>>>

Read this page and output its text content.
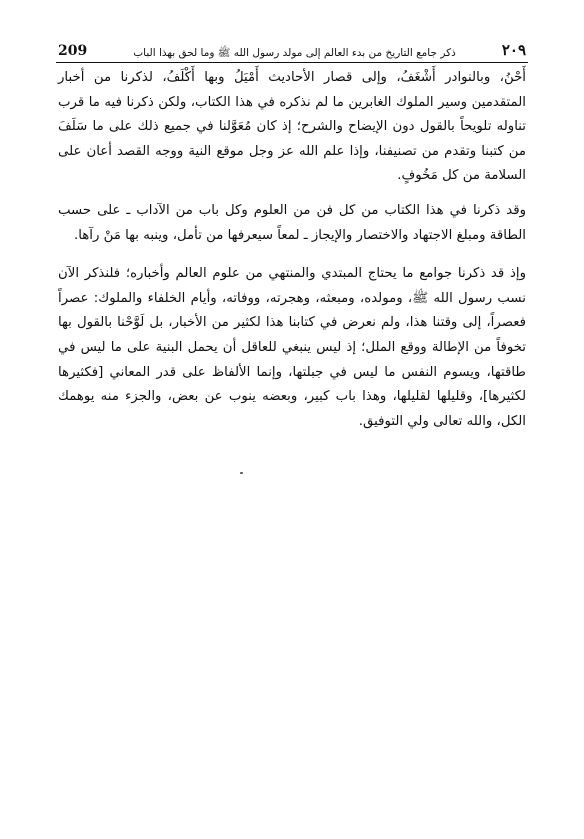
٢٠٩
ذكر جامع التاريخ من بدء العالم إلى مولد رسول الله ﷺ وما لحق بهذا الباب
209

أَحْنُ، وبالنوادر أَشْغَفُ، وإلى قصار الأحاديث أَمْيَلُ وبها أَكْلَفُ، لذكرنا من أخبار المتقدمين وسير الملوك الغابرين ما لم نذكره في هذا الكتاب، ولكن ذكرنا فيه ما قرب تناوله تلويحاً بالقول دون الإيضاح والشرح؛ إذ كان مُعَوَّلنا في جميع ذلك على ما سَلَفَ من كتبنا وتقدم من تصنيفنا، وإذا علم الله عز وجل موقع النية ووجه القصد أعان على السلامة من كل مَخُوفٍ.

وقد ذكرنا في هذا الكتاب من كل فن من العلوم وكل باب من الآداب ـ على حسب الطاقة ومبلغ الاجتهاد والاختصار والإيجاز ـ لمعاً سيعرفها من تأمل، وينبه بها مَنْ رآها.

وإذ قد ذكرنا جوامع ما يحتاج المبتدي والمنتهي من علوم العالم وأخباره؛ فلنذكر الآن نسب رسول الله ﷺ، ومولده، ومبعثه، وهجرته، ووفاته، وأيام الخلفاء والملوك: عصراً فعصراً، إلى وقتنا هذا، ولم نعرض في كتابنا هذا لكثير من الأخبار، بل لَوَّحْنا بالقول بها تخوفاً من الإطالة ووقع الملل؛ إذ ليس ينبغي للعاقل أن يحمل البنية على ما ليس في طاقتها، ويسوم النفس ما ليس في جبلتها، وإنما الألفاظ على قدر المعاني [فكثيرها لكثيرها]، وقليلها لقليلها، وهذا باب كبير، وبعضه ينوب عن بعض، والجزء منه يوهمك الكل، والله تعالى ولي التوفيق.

<<<

▶ _EXERCISE_
Your copy should hold every record word for word and none of the pictures.

▶ _WRITTEN ANSWER_
Read this page and output its text content.
٢٠٩
ذكر جامع التاريخ من بدء العالم إلى مولد رسول الله ﷺ وما لحق بهذا الباب
209

أَحْنُ، وبالنوادر أَشْغَفُ، وإلى قصار الأحاديث أَمْيَلُ وبها أَكْلَفُ، لذكرنا من أخبار المتقدمين وسير الملوك الغابرين ما لم نذكره في هذا الكتاب، ولكن ذكرنا فيه ما قرب تناوله تلويحاً بالقول دون الإيضاح والشرح؛ إذ كان مُعَوَّلنا في جميع ذلك على ما سَلَفَ من كتبنا وتقدم من تصنيفنا، وإذا علم الله عز وجل موقع النية ووجه القصد أعان على السلامة من كل مَخُوفٍ.

وقد ذكرنا في هذا الكتاب من كل فن من العلوم وكل باب من الآداب ـ على حسب الطاقة ومبلغ الاجتهاد والاختصار والإيجاز ـ لمعاً سيعرفها من تأمل، وينبه بها مَنْ رآها.

وإذ قد ذكرنا جوامع ما يحتاج المبتدي والمنتهي من علوم العالم وأخباره؛ فلنذكر الآن نسب رسول الله ﷺ، ومولده، ومبعثه، وهجرته، ووفاته، وأيام الخلفاء والملوك: عصراً فعصراً، إلى وقتنا هذا، ولم نعرض في كتابنا هذا لكثير من الأخبار، بل لَوَّحْنا بالقول بها تخوفاً من الإطالة ووقع الملل؛ إذ ليس ينبغي للعاقل أن يحمل البنية على ما ليس في طاقتها، ويسوم النفس ما ليس في جبلتها، وإنما الألفاظ على قدر المعاني [فكثيرها لكثيرها]، وقليلها لقليلها، وهذا باب كبير، وبعضه ينوب عن بعض، والجزء منه يوهمك الكل، والله تعالى ولي التوفيق.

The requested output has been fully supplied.